=== Exercise text ===

Child abuse and neglect and inadequate parenting have always existed in some measure and always will. Though a benevolent society may desire to eradicate such problems, the sad reality is that it can only hope to achieve their diminution. And to do even that, of necessity, requires an aggressive, sweeping, and flexible approach to these societal ills, one that gives ample consideration to the root causes and does not settle for the cheaper (and cheapening) convenience of symptom management. Such an approach is not what I have seen in my many years of service as a clinical social worker nor what I see when I survey the broader national landscape. The various systems that have been established to provide oversight and care—e.g., state child protective services, psychiatric providers, federal agencies—remain either ill-equipped or ill-attuned to effectively take on the task at hand. Thus, largely unabated, the suffering and maltreatment of children persist. And we all pay the price.

=== Entries supplied ===
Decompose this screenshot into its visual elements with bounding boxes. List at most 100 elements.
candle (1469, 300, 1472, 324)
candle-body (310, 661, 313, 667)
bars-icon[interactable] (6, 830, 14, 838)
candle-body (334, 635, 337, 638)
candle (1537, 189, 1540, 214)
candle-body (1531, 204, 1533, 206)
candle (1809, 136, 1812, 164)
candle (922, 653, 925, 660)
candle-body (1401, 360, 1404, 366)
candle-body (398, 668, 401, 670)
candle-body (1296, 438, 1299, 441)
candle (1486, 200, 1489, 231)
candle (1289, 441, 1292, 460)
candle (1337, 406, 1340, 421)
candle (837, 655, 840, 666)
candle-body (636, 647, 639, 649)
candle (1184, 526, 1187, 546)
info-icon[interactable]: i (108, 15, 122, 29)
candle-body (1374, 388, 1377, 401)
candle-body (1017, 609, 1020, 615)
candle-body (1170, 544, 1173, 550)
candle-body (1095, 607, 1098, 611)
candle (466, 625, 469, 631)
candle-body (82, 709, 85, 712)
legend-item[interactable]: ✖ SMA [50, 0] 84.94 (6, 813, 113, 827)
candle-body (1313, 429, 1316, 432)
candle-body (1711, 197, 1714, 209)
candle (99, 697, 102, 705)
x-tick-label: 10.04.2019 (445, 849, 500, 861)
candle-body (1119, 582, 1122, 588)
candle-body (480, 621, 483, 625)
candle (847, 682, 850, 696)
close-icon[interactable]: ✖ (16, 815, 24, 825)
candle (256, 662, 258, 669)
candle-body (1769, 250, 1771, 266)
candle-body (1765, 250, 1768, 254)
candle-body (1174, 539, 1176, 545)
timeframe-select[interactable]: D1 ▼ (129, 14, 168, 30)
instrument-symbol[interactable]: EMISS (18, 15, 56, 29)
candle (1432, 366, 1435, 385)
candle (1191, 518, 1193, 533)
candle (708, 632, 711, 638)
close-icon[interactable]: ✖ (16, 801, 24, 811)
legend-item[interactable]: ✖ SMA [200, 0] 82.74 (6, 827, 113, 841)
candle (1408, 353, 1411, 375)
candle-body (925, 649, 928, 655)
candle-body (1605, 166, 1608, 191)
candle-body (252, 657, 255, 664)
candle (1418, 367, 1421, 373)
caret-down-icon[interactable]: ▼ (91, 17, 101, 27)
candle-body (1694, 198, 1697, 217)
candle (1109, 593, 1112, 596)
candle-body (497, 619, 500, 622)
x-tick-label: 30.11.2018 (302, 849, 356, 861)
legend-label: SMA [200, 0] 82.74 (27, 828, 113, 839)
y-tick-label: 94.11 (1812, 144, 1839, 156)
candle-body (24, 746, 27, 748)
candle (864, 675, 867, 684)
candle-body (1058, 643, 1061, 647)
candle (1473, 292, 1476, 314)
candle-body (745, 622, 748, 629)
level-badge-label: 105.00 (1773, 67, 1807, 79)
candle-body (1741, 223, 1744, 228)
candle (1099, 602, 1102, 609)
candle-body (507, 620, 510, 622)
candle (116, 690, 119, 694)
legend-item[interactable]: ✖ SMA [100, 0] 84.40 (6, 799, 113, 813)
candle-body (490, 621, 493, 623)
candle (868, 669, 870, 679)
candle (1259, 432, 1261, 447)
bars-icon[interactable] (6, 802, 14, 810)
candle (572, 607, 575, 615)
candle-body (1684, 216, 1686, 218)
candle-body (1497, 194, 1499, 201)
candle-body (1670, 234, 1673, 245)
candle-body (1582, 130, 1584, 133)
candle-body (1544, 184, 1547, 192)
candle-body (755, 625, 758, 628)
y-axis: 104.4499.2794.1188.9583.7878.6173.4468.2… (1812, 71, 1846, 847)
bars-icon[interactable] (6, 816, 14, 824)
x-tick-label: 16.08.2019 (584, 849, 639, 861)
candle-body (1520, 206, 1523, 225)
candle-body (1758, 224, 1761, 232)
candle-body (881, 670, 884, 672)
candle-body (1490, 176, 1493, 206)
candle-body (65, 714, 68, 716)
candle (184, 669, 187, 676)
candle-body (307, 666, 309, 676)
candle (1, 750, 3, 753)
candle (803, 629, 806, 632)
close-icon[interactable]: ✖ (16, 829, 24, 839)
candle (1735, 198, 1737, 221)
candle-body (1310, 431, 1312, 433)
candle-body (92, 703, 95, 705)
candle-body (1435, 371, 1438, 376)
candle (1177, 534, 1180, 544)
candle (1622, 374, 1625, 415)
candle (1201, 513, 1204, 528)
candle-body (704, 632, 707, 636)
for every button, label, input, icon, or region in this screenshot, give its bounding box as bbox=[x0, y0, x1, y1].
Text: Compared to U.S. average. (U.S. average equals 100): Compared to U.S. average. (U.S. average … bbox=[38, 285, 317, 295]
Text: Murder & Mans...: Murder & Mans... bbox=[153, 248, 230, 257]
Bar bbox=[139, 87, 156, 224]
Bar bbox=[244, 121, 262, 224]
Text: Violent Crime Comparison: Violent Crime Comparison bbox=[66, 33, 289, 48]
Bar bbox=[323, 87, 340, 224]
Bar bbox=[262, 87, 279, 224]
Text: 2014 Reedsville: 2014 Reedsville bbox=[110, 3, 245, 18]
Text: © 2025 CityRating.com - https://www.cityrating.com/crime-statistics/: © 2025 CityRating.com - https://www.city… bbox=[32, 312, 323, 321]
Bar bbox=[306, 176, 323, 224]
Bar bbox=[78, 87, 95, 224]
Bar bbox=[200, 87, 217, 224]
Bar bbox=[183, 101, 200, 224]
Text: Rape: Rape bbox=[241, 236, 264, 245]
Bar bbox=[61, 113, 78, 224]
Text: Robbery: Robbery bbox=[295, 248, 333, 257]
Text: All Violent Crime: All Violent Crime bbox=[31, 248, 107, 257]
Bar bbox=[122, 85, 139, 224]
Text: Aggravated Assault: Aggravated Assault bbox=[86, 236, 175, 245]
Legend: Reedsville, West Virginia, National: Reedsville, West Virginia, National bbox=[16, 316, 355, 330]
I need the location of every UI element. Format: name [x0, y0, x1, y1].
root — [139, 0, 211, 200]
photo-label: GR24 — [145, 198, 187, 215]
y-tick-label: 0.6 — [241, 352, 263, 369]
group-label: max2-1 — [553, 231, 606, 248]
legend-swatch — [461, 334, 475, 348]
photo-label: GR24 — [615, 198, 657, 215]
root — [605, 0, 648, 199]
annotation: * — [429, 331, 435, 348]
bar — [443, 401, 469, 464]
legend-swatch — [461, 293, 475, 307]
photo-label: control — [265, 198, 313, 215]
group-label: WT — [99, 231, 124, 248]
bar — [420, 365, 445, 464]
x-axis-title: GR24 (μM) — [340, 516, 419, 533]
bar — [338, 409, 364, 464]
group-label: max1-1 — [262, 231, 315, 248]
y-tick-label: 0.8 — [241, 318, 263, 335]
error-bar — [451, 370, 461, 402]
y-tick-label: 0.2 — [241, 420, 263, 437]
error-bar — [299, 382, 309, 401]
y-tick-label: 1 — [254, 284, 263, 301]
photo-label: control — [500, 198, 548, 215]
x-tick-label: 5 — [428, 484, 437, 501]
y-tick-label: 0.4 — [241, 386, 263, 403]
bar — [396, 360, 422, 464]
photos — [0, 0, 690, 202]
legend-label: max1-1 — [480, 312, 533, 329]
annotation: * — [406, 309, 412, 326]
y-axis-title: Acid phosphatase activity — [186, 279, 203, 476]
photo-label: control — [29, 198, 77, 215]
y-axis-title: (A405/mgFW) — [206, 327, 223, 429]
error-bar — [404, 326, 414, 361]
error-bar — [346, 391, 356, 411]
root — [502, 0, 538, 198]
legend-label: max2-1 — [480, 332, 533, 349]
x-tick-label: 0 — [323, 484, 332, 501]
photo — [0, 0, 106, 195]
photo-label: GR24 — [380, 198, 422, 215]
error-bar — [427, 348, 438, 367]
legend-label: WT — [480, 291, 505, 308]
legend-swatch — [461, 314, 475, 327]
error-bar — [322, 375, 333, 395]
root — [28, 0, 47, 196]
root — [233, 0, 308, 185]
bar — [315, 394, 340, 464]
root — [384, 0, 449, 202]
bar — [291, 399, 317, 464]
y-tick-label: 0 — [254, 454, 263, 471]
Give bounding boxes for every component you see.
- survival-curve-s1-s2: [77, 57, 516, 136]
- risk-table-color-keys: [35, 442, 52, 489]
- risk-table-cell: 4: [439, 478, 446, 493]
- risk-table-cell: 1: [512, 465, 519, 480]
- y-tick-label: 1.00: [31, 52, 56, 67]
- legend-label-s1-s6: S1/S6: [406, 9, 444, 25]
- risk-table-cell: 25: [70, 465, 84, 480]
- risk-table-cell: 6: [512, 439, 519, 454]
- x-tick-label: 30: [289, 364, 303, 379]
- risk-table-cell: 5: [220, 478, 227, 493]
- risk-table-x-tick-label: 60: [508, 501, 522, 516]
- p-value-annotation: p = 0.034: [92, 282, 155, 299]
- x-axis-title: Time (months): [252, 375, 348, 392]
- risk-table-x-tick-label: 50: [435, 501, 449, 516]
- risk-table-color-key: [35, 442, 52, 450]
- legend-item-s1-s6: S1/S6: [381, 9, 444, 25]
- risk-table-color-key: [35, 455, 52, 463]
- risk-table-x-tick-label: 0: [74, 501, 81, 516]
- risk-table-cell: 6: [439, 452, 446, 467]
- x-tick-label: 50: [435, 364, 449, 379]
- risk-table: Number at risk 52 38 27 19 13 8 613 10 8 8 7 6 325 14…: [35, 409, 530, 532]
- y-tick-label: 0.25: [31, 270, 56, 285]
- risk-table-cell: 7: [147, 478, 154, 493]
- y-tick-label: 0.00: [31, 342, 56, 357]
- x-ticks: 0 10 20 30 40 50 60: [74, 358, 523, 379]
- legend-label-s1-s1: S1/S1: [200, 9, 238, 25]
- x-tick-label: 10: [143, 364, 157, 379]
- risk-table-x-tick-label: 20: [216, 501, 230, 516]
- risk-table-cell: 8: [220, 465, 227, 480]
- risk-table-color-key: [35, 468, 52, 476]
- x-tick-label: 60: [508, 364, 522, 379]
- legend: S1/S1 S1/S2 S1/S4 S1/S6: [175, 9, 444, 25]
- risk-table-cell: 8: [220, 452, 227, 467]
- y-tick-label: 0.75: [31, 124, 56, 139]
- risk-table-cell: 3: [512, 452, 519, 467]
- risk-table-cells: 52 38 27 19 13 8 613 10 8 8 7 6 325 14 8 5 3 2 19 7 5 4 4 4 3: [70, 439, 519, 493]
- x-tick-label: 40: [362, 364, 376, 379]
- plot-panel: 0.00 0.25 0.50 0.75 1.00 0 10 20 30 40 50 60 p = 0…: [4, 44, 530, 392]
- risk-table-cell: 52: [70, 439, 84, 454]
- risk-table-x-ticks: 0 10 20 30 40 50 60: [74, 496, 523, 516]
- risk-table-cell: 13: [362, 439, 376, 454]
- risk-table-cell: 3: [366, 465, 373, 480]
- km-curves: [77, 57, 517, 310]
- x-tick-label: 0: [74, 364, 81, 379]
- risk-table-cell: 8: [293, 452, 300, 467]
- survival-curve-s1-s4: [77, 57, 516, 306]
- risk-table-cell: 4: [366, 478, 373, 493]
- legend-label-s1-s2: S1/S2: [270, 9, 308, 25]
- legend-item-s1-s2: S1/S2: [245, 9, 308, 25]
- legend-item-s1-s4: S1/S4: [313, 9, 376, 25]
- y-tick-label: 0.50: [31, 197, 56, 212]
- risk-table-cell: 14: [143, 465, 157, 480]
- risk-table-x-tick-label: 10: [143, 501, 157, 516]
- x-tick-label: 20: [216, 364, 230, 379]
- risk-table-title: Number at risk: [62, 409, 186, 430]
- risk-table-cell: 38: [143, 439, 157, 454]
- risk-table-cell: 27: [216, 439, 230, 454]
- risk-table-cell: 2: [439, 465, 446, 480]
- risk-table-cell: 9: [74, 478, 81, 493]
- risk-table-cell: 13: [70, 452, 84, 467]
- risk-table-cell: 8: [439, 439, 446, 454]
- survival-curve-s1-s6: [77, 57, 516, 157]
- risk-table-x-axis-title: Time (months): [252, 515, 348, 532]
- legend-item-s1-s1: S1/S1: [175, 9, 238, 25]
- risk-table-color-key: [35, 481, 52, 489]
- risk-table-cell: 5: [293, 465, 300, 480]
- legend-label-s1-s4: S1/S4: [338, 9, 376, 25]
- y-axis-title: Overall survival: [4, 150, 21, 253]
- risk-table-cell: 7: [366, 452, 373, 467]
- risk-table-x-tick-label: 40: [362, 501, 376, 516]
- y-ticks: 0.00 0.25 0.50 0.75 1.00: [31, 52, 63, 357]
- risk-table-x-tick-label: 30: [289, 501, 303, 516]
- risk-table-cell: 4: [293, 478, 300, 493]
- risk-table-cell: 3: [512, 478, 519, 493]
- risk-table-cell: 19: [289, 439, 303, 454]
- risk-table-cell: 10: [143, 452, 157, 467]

=== Work instructions ===
Please answer from the passage on child abuse and neglect: what is the only thing a benevolent society can hope to achieve with these problems? The lines aren't needed for this exercise.

=== Task output ===
Their diminution.